■ **PROBLEM TO SOLVE**:
In how many lines does the string "ylabel" appear? Answer with the number only.

■ **SUPPLIED DATA**:
● ● ● ● ● ● ●

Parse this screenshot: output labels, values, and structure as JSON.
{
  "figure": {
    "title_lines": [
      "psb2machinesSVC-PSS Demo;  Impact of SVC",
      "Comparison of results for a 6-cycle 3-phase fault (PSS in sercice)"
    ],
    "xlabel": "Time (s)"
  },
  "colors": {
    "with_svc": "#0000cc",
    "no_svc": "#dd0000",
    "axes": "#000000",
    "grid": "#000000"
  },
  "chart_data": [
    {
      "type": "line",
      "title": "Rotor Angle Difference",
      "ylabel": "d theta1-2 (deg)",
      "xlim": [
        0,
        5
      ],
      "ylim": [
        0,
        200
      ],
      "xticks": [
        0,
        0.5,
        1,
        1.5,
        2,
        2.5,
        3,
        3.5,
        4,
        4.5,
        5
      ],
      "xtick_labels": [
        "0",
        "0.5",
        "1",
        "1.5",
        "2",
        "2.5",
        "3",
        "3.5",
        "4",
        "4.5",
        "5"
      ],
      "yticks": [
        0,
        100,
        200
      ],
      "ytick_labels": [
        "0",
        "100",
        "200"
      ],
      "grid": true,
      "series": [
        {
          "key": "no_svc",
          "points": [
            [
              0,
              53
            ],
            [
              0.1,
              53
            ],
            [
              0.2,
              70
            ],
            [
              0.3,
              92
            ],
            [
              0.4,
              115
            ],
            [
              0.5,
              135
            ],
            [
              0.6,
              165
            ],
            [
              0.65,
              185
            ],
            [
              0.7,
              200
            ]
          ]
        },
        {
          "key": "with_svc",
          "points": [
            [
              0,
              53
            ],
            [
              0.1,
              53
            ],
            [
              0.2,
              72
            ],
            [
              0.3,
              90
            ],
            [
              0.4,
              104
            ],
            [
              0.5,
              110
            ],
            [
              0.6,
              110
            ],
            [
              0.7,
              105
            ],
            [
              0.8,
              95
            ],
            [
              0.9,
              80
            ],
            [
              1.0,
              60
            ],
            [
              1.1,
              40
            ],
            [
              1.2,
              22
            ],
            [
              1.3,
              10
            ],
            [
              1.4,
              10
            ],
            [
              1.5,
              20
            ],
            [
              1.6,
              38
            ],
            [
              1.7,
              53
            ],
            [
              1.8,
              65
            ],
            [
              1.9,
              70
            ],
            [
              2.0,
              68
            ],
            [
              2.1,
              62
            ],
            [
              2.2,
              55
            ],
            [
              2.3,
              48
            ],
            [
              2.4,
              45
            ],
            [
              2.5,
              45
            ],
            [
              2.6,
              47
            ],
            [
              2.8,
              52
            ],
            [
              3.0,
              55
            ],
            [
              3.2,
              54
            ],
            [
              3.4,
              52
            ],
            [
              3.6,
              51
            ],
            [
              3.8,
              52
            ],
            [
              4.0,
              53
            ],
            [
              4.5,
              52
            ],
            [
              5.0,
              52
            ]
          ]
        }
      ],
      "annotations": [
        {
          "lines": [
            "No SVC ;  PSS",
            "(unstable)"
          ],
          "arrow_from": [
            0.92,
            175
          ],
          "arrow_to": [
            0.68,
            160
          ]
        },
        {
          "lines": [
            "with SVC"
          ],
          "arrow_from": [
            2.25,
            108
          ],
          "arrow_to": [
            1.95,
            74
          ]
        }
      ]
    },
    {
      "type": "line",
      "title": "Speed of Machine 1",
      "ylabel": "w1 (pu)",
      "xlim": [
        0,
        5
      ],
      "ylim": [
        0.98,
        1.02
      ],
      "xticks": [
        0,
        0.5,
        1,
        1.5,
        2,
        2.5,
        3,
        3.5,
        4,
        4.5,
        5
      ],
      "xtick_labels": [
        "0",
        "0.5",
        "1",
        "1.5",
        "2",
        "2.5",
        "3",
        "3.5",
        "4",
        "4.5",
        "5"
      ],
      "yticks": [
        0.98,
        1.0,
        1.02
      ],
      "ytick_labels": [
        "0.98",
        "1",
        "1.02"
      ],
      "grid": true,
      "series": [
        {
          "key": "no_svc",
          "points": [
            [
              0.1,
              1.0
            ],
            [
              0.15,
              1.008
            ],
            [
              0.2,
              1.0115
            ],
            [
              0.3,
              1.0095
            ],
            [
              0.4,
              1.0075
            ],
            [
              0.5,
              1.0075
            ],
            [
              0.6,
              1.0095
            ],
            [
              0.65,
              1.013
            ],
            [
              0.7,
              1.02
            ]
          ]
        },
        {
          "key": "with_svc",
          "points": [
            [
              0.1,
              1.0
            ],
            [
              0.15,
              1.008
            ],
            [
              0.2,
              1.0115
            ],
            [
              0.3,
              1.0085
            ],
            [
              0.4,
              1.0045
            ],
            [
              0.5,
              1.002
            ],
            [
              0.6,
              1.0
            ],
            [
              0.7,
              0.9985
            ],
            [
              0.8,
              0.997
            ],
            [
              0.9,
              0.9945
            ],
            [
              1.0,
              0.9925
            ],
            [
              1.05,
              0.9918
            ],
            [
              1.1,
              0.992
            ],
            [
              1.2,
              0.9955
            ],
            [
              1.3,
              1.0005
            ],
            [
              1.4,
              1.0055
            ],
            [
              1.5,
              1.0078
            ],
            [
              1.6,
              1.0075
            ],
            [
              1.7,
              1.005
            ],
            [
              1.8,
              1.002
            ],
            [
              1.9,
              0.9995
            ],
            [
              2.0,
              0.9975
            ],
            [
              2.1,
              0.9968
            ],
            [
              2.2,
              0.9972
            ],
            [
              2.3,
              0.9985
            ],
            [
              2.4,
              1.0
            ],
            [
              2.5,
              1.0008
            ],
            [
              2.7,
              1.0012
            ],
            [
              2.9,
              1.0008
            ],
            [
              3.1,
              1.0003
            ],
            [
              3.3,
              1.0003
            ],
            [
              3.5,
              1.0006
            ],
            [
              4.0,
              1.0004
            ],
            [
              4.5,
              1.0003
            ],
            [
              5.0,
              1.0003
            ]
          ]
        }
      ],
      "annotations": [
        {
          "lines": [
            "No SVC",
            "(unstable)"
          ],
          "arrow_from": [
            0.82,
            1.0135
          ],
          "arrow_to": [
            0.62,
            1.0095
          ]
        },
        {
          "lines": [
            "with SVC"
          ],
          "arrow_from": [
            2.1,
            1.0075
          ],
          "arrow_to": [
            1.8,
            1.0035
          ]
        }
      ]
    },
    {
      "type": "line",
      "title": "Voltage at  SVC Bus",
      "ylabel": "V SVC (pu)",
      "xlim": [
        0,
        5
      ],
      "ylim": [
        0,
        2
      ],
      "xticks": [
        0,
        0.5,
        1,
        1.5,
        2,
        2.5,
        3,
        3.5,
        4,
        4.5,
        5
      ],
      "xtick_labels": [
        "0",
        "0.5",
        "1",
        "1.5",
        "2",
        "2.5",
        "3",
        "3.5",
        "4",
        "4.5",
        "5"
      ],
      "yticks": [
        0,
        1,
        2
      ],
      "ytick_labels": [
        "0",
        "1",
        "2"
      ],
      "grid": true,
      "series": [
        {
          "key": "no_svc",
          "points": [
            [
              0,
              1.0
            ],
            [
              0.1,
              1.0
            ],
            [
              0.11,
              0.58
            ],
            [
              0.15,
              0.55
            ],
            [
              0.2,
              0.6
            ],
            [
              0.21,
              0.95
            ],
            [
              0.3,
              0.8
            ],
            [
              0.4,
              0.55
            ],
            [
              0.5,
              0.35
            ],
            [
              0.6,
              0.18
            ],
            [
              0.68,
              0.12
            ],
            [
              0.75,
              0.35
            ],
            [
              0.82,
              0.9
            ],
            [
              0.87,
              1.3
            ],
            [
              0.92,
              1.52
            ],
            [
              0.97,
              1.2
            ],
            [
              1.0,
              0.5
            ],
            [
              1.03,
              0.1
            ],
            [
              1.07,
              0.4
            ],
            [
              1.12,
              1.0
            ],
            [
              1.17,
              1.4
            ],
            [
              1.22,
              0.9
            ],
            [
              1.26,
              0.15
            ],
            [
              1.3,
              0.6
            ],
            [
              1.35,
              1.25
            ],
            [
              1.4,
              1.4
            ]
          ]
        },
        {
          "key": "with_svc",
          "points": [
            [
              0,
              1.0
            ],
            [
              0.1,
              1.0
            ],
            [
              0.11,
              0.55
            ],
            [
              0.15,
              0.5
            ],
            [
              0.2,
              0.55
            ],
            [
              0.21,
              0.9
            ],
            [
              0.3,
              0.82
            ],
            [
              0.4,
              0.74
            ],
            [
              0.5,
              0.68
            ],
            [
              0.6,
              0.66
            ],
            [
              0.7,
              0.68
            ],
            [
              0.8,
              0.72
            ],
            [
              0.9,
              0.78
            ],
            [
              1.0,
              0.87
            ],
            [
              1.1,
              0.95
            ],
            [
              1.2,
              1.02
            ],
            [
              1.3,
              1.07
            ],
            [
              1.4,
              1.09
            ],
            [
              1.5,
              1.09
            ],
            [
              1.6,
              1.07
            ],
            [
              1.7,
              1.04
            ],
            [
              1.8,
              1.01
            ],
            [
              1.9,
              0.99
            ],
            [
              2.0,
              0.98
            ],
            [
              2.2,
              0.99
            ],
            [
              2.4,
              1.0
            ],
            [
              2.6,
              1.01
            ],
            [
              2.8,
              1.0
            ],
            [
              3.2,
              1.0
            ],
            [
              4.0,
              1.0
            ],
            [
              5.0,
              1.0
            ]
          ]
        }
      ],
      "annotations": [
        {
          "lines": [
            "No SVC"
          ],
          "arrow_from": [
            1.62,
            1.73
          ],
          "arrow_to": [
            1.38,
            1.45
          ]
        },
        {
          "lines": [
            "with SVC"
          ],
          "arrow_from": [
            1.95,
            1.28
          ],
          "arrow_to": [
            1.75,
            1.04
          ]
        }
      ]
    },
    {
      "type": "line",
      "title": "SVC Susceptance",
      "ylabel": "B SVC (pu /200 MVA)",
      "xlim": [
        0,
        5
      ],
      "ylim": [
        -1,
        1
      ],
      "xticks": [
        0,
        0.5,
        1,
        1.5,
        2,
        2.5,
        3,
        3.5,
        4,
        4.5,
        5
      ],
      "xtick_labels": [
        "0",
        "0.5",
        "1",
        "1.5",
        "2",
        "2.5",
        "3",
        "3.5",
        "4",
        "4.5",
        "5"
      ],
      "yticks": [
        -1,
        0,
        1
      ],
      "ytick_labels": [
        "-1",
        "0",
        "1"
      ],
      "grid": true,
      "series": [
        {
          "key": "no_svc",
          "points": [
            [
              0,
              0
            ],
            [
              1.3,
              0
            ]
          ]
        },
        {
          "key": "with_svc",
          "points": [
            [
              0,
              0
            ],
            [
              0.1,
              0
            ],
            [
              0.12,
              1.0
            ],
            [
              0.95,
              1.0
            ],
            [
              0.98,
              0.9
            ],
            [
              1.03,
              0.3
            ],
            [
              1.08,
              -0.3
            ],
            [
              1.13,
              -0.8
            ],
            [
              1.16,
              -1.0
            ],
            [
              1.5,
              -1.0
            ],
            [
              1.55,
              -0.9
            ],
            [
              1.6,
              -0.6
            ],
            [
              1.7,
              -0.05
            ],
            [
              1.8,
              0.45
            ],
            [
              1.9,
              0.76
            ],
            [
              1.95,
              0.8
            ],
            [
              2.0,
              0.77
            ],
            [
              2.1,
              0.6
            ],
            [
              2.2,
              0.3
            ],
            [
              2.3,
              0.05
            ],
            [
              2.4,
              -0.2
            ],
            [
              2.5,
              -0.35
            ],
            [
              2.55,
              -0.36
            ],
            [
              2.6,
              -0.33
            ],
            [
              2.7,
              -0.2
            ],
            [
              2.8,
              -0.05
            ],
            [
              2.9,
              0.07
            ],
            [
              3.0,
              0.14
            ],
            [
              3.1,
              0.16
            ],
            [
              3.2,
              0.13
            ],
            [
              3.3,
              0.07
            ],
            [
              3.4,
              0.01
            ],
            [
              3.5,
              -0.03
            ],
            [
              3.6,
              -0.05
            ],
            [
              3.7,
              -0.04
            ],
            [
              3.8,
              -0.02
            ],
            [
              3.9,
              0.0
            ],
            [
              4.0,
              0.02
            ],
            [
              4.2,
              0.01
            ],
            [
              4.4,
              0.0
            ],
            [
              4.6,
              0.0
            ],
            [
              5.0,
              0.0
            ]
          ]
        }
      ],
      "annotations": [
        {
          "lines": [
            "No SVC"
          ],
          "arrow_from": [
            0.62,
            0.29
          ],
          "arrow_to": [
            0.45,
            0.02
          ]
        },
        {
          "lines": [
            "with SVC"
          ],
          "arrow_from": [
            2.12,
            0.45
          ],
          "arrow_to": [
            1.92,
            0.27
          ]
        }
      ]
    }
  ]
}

● ● ● ● ● ● ●

■ **WRITTEN SOLUTION**:
4